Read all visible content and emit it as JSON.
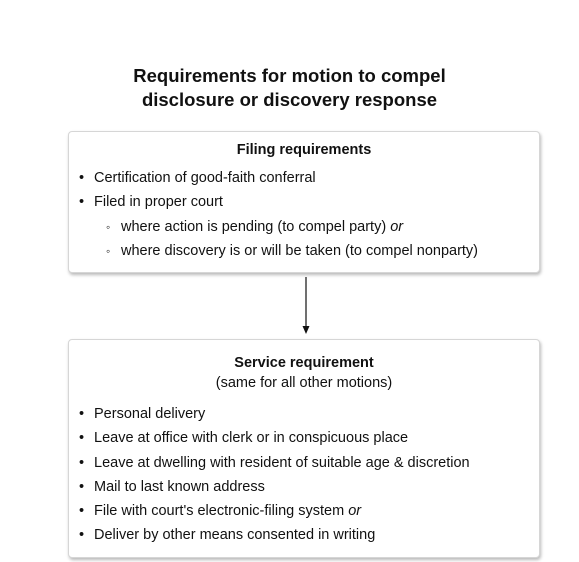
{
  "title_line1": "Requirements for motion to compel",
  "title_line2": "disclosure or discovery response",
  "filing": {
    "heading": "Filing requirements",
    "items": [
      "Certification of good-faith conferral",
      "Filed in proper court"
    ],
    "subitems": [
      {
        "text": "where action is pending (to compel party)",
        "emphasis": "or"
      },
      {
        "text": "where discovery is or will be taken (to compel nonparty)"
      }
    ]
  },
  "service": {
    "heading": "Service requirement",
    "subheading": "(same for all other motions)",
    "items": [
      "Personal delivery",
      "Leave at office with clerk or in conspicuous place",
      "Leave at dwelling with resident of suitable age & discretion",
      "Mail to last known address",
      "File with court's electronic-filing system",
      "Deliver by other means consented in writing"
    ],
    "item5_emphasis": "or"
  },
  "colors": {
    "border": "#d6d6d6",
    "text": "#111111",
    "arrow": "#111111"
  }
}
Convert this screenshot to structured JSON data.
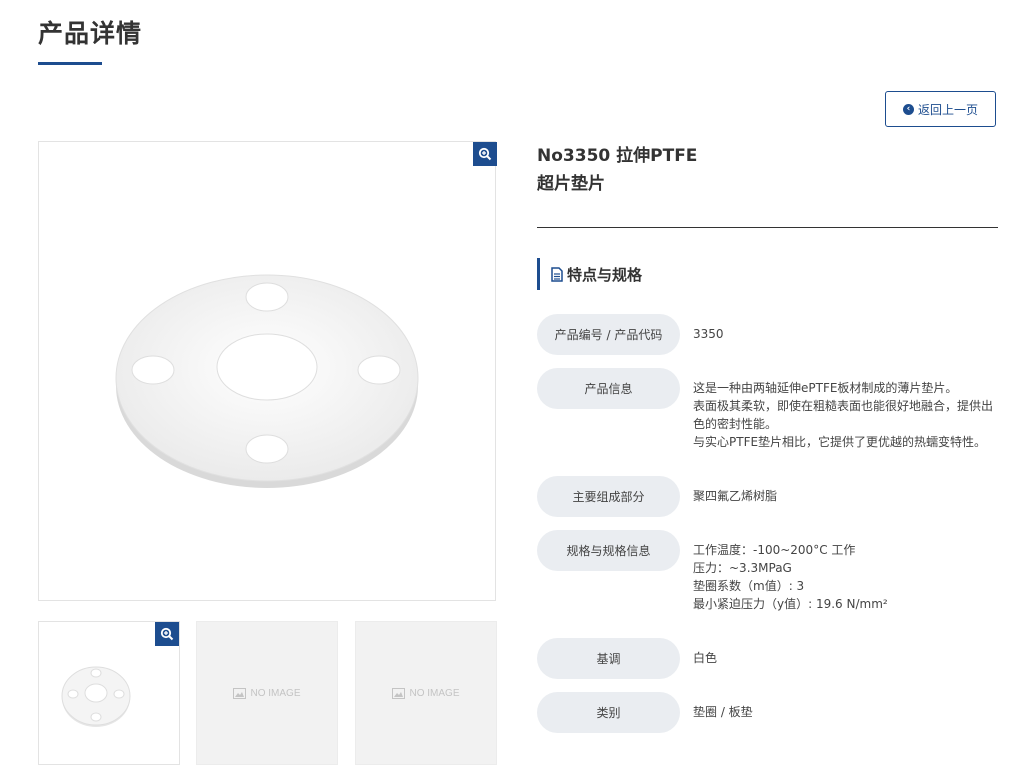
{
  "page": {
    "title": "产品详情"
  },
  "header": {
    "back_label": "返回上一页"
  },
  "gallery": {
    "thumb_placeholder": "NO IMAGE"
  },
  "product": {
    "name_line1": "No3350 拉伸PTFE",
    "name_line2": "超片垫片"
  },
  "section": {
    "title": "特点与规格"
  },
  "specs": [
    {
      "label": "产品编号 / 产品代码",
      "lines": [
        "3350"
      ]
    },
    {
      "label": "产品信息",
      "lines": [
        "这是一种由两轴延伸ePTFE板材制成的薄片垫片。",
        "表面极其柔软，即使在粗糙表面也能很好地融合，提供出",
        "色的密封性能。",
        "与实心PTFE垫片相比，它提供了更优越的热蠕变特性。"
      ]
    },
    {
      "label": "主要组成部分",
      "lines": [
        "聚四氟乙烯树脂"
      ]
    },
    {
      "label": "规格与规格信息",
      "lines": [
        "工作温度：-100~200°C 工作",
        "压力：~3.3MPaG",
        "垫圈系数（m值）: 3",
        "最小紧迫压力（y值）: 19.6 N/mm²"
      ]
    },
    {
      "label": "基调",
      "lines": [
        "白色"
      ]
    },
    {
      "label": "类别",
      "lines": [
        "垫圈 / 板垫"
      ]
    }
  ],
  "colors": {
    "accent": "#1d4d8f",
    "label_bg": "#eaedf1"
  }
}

* _Stated goal_:
Repeat the preceding records precisely, and leave every picture out of the copy.

* _Task response_:
Read all visible content and emit it as JSON.
{
  "title_line1": "Requirements for motion to compel",
  "title_line2": "disclosure or discovery response",
  "filing": {
    "heading": "Filing requirements",
    "items": [
      "Certification of good-faith conferral",
      "Filed in proper court"
    ],
    "subitems": [
      {
        "text": "where action is pending (to compel party)",
        "emphasis": "or"
      },
      {
        "text": "where discovery is or will be taken (to compel nonparty)"
      }
    ]
  },
  "service": {
    "heading": "Service requirement",
    "subheading": "(same for all other motions)",
    "items": [
      "Personal delivery",
      "Leave at office with clerk or in conspicuous place",
      "Leave at dwelling with resident of suitable age & discretion",
      "Mail to last known address",
      "File with court's electronic-filing system",
      "Deliver by other means consented in writing"
    ],
    "item5_emphasis": "or"
  },
  "colors": {
    "border": "#d6d6d6",
    "text": "#111111",
    "arrow": "#111111"
  }
}
Convert this screenshot to structured JSON data.
{
  "page": {
    "title": "产品详情"
  },
  "header": {
    "back_label": "返回上一页"
  },
  "gallery": {
    "thumb_placeholder": "NO IMAGE"
  },
  "product": {
    "name_line1": "No3350 拉伸PTFE",
    "name_line2": "超片垫片"
  },
  "section": {
    "title": "特点与规格"
  },
  "specs": [
    {
      "label": "产品编号 / 产品代码",
      "lines": [
        "3350"
      ]
    },
    {
      "label": "产品信息",
      "lines": [
        "这是一种由两轴延伸ePTFE板材制成的薄片垫片。",
        "表面极其柔软，即使在粗糙表面也能很好地融合，提供出",
        "色的密封性能。",
        "与实心PTFE垫片相比，它提供了更优越的热蠕变特性。"
      ]
    },
    {
      "label": "主要组成部分",
      "lines": [
        "聚四氟乙烯树脂"
      ]
    },
    {
      "label": "规格与规格信息",
      "lines": [
        "工作温度：-100~200°C 工作",
        "压力：~3.3MPaG",
        "垫圈系数（m值）: 3",
        "最小紧迫压力（y值）: 19.6 N/mm²"
      ]
    },
    {
      "label": "基调",
      "lines": [
        "白色"
      ]
    },
    {
      "label": "类别",
      "lines": [
        "垫圈 / 板垫"
      ]
    }
  ],
  "colors": {
    "accent": "#1d4d8f",
    "label_bg": "#eaedf1"
  }
}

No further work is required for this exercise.